## [Raw records]
********

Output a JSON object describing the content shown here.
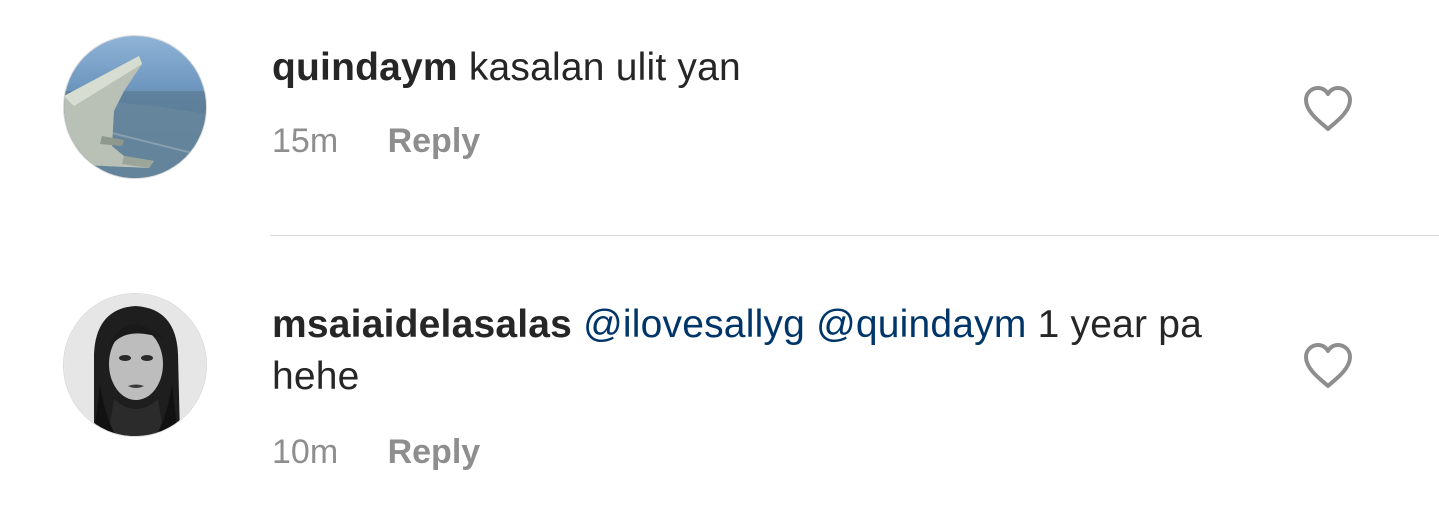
{
  "comments": [
    {
      "avatar_icon": "airplane-wing-photo",
      "username": "quindaym",
      "text": "kasalan ulit yan",
      "time": "15m",
      "reply_label": "Reply",
      "like_icon": "heart-outline-icon"
    },
    {
      "avatar_icon": "woman-portrait-photo",
      "username": "msaiaidelasalas",
      "mentions": [
        "@ilovesallyg",
        "@quindaym"
      ],
      "text": "1 year pa hehe",
      "time": "10m",
      "reply_label": "Reply",
      "like_icon": "heart-outline-icon"
    }
  ],
  "colors": {
    "text": "#262626",
    "muted": "#8e8e8e",
    "mention": "#003569",
    "divider": "#dbdbdb"
  }
}
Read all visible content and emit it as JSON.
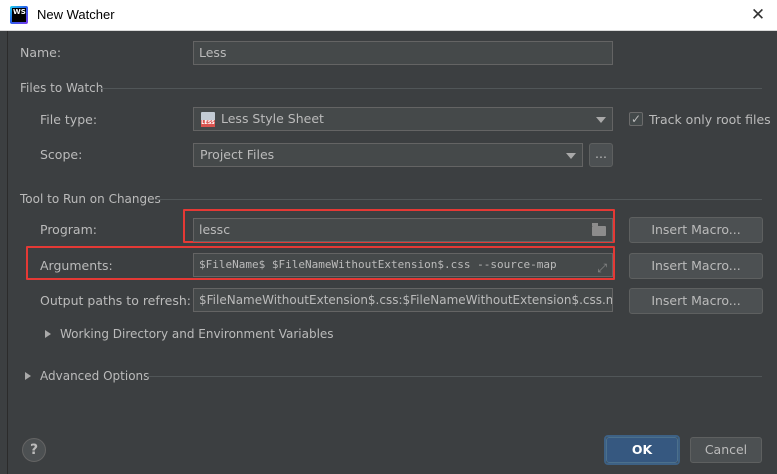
{
  "window": {
    "title": "New Watcher",
    "app_icon_text": "WS"
  },
  "name": {
    "label": "Name:",
    "value": "Less"
  },
  "files_to_watch": {
    "section_label": "Files to Watch",
    "file_type": {
      "label": "File type:",
      "value": "Less Style Sheet",
      "icon": "less-file-icon"
    },
    "track_only_root": {
      "label": "Track only root files",
      "checked": true
    },
    "scope": {
      "label": "Scope:",
      "value": "Project Files",
      "browse_label": "..."
    }
  },
  "tool": {
    "section_label": "Tool to Run on Changes",
    "program": {
      "label": "Program:",
      "value": "lessc",
      "icon": "folder-icon"
    },
    "arguments": {
      "label": "Arguments:",
      "value": "$FileName$ $FileNameWithoutExtension$.css --source-map",
      "icon": "expand-icon"
    },
    "output_paths": {
      "label": "Output paths to refresh:",
      "value": "$FileNameWithoutExtension$.css:$FileNameWithoutExtension$.css.map"
    },
    "insert_macro_label": "Insert Macro...",
    "working_dir_label": "Working Directory and Environment Variables"
  },
  "advanced": {
    "label": "Advanced Options"
  },
  "footer": {
    "help_label": "?",
    "ok_label": "OK",
    "cancel_label": "Cancel"
  },
  "colors": {
    "background": "#3c3f41",
    "field": "#45494a",
    "highlight_box": "#e53935",
    "ok_button": "#365880"
  }
}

********

## [Task brief]
All the records above need to be given again word for word. Skip the pictures.

## [Finished task]
Output a JSON object describing the content shown here.
{
  "comments": [
    {
      "avatar_icon": "airplane-wing-photo",
      "username": "quindaym",
      "text": "kasalan ulit yan",
      "time": "15m",
      "reply_label": "Reply",
      "like_icon": "heart-outline-icon"
    },
    {
      "avatar_icon": "woman-portrait-photo",
      "username": "msaiaidelasalas",
      "mentions": [
        "@ilovesallyg",
        "@quindaym"
      ],
      "text": "1 year pa hehe",
      "time": "10m",
      "reply_label": "Reply",
      "like_icon": "heart-outline-icon"
    }
  ],
  "colors": {
    "text": "#262626",
    "muted": "#8e8e8e",
    "mention": "#003569",
    "divider": "#dbdbdb"
  }
}
Read all visible content and emit it as JSON.
{
  "window": {
    "title": "New Watcher",
    "app_icon_text": "WS"
  },
  "name": {
    "label": "Name:",
    "value": "Less"
  },
  "files_to_watch": {
    "section_label": "Files to Watch",
    "file_type": {
      "label": "File type:",
      "value": "Less Style Sheet",
      "icon": "less-file-icon"
    },
    "track_only_root": {
      "label": "Track only root files",
      "checked": true
    },
    "scope": {
      "label": "Scope:",
      "value": "Project Files",
      "browse_label": "..."
    }
  },
  "tool": {
    "section_label": "Tool to Run on Changes",
    "program": {
      "label": "Program:",
      "value": "lessc",
      "icon": "folder-icon"
    },
    "arguments": {
      "label": "Arguments:",
      "value": "$FileName$ $FileNameWithoutExtension$.css --source-map",
      "icon": "expand-icon"
    },
    "output_paths": {
      "label": "Output paths to refresh:",
      "value": "$FileNameWithoutExtension$.css:$FileNameWithoutExtension$.css.map"
    },
    "insert_macro_label": "Insert Macro...",
    "working_dir_label": "Working Directory and Environment Variables"
  },
  "advanced": {
    "label": "Advanced Options"
  },
  "footer": {
    "help_label": "?",
    "ok_label": "OK",
    "cancel_label": "Cancel"
  },
  "colors": {
    "background": "#3c3f41",
    "field": "#45494a",
    "highlight_box": "#e53935",
    "ok_button": "#365880"
  }
}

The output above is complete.